■ EXTRACTED ENTRIES ■

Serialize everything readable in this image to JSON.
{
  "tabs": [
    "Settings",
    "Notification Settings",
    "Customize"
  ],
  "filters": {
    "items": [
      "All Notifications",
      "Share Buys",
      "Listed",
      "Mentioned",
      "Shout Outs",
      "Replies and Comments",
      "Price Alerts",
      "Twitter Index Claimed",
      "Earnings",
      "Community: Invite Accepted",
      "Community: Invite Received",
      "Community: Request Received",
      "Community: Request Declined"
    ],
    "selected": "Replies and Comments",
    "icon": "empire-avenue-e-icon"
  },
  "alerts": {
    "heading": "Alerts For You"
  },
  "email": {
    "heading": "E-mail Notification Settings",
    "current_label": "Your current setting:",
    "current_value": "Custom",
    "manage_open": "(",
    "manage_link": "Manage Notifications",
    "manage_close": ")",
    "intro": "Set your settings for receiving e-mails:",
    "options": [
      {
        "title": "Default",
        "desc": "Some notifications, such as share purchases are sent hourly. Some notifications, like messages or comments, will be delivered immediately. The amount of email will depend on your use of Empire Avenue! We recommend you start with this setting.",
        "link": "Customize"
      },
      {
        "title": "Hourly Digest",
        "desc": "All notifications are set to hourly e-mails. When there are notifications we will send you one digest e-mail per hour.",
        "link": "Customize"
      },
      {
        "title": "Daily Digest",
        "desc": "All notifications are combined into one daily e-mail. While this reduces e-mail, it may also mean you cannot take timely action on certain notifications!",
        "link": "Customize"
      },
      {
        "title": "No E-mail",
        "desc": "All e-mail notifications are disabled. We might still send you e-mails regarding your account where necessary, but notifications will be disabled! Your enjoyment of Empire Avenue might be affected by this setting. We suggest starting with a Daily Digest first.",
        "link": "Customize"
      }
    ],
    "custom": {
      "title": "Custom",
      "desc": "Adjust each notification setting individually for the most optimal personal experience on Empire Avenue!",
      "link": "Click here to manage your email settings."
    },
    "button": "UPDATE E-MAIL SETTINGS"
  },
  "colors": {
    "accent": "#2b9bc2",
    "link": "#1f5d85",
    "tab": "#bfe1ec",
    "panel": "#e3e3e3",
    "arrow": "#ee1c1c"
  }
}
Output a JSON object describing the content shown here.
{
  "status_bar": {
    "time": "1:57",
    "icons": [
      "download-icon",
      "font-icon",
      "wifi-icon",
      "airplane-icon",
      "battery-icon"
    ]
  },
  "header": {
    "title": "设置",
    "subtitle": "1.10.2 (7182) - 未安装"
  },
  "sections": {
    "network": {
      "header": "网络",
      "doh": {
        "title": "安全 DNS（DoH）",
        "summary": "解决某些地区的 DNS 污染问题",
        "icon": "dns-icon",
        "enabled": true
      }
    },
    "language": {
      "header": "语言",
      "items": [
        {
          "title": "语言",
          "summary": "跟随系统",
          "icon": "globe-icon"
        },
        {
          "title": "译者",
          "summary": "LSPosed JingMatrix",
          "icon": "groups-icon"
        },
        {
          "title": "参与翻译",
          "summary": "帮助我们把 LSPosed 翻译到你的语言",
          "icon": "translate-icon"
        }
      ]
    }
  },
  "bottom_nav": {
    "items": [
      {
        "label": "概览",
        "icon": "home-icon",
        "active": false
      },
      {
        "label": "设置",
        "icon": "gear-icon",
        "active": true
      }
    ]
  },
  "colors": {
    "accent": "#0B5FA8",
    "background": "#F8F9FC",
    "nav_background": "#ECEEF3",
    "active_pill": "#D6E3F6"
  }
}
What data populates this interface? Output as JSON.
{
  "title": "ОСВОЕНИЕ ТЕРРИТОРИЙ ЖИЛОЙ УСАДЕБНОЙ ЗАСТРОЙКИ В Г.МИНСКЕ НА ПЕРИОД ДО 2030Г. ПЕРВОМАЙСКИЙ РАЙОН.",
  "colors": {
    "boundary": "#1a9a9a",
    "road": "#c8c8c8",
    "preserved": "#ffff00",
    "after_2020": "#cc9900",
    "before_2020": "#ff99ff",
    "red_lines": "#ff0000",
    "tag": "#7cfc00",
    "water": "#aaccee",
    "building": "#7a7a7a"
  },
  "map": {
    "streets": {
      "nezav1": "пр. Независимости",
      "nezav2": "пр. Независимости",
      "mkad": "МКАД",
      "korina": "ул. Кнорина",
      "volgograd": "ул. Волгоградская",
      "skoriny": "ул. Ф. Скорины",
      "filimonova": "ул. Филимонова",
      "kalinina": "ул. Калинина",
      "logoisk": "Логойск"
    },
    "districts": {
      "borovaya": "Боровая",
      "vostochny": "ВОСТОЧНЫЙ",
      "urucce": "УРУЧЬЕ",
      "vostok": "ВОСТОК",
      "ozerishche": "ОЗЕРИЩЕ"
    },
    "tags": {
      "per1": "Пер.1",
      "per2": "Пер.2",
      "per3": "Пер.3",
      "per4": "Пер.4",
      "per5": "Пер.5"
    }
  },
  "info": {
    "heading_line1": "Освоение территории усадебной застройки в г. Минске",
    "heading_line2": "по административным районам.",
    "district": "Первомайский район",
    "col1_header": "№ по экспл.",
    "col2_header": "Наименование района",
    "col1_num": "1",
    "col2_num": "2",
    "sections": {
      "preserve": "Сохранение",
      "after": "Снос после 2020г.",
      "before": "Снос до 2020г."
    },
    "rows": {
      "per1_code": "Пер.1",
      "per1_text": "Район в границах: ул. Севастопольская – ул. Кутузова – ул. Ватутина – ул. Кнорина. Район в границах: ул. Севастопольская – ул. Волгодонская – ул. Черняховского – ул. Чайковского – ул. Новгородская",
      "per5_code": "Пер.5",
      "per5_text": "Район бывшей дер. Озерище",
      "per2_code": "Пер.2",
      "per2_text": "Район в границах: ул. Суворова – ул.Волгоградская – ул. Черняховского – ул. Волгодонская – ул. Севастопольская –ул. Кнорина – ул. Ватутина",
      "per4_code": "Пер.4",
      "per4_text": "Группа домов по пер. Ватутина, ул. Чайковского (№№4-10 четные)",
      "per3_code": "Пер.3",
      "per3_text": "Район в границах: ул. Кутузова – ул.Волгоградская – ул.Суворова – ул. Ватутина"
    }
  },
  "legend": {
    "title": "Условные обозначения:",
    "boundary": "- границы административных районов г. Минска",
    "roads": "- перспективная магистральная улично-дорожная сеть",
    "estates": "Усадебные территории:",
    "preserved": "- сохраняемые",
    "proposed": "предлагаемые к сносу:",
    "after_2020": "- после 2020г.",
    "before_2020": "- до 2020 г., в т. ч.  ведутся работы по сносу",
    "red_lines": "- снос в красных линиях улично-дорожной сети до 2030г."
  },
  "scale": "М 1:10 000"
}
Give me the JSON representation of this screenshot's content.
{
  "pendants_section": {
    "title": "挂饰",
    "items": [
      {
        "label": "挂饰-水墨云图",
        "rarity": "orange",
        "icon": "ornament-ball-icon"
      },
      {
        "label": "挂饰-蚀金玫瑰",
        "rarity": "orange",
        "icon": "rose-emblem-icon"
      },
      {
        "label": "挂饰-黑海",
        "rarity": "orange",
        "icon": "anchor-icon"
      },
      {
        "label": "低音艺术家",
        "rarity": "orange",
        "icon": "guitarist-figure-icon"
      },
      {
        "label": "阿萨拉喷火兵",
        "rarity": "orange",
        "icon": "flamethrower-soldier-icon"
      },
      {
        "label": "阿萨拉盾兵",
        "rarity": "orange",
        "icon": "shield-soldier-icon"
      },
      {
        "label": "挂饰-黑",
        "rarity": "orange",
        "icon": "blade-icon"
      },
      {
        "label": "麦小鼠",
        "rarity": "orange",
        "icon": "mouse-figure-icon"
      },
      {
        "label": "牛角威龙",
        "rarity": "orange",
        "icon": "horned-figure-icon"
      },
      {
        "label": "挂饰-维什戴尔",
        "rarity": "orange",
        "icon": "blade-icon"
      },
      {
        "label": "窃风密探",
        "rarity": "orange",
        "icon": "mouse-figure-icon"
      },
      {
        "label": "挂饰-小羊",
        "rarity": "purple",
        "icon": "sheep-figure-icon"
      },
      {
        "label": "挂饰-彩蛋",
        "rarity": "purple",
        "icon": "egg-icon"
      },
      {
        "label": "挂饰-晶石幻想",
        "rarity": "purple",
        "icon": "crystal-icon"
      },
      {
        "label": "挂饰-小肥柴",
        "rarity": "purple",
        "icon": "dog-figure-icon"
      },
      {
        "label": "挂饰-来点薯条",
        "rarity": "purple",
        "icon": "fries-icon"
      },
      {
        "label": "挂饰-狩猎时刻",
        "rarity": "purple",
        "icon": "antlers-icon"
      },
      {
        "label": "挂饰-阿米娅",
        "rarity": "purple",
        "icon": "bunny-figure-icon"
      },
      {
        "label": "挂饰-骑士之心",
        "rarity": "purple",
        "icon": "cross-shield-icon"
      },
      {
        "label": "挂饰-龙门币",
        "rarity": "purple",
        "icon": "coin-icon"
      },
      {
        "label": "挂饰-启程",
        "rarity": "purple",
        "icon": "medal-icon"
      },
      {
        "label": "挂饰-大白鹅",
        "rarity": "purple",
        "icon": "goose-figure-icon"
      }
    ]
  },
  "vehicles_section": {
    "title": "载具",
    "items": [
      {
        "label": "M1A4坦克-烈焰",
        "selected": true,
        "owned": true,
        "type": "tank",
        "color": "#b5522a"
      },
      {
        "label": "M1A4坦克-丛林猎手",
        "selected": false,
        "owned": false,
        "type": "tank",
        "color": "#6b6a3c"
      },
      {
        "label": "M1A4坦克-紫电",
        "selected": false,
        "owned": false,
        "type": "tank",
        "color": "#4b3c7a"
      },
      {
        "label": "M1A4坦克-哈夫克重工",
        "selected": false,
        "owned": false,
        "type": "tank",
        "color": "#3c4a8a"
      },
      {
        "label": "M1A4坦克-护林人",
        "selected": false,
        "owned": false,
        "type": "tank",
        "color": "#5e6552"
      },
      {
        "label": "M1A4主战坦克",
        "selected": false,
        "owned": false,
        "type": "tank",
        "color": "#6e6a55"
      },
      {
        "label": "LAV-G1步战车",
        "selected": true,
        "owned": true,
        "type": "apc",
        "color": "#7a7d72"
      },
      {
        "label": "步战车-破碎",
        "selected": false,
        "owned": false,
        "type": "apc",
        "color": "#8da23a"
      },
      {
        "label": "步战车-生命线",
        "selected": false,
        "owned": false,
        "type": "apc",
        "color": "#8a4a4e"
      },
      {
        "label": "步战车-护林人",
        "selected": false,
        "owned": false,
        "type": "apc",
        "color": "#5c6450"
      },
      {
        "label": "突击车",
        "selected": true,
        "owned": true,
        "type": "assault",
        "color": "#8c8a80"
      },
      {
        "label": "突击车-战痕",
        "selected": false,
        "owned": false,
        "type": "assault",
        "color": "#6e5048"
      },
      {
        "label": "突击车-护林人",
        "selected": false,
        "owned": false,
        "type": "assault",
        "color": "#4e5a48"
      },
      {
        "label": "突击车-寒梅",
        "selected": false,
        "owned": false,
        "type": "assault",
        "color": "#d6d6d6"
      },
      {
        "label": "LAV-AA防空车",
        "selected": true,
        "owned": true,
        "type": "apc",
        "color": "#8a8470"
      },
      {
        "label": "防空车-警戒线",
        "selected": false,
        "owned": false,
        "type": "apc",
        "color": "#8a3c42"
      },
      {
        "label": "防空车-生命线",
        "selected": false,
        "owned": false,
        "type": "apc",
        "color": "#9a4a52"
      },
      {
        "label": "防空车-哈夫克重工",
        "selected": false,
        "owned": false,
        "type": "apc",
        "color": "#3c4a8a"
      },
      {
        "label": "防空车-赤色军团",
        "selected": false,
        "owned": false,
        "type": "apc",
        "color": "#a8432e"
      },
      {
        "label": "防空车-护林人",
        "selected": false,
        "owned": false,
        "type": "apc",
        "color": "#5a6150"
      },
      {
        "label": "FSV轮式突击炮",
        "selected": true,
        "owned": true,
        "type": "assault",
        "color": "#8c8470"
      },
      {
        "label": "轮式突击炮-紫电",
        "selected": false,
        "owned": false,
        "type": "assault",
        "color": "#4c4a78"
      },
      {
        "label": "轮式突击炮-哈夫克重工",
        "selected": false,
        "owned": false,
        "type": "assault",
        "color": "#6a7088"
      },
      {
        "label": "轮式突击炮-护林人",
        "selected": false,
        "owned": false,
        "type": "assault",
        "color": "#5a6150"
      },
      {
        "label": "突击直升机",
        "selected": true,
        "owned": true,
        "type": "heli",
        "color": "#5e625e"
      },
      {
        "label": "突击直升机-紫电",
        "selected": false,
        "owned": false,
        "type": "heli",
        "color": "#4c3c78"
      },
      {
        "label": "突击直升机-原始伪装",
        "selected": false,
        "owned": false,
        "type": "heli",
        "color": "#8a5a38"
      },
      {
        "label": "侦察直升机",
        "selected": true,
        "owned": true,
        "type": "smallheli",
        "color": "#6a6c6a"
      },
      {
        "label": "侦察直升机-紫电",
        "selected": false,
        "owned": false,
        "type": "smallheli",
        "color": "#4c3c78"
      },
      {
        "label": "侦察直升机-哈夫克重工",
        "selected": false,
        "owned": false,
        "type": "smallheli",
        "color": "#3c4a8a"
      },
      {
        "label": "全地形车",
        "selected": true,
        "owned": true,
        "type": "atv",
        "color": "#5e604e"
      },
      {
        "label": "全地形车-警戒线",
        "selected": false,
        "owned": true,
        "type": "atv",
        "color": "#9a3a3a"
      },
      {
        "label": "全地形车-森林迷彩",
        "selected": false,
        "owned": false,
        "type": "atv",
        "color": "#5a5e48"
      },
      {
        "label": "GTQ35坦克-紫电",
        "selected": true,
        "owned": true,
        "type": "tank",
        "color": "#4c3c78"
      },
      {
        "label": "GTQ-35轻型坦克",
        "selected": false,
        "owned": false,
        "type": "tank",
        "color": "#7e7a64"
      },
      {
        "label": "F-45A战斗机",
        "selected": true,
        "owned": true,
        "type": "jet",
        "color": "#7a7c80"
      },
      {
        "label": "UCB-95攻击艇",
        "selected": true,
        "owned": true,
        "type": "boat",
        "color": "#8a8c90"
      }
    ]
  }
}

■ THE REQUEST ■
Identify each line in the records above that contains the word "this", and copy it out in full.

■ FULL OUTPUT ■
Serialize everything readable in this image to JSON.
        "desc": "Some notifications, such as share purchases are sent hourly. Some notifications, like messages or comments, will be delivered immediately. The amount of email will depend on your use of Empire Avenue! We recommend you start with this setting.",
        "desc": "All notifications are combined into one daily e-mail. While this reduces e-mail, it may also mean you cannot take timely action on certain notifications!",
        "desc": "All e-mail notifications are disabled. We might still send you e-mails regarding your account where necessary, but notifications will be disabled! Your enjoyment of Empire Avenue might be affected by this setting. We suggest starting with a Daily Digest first.",
What data populates this interface? Output as JSON.
Give me the JSON representation of this screenshot's content.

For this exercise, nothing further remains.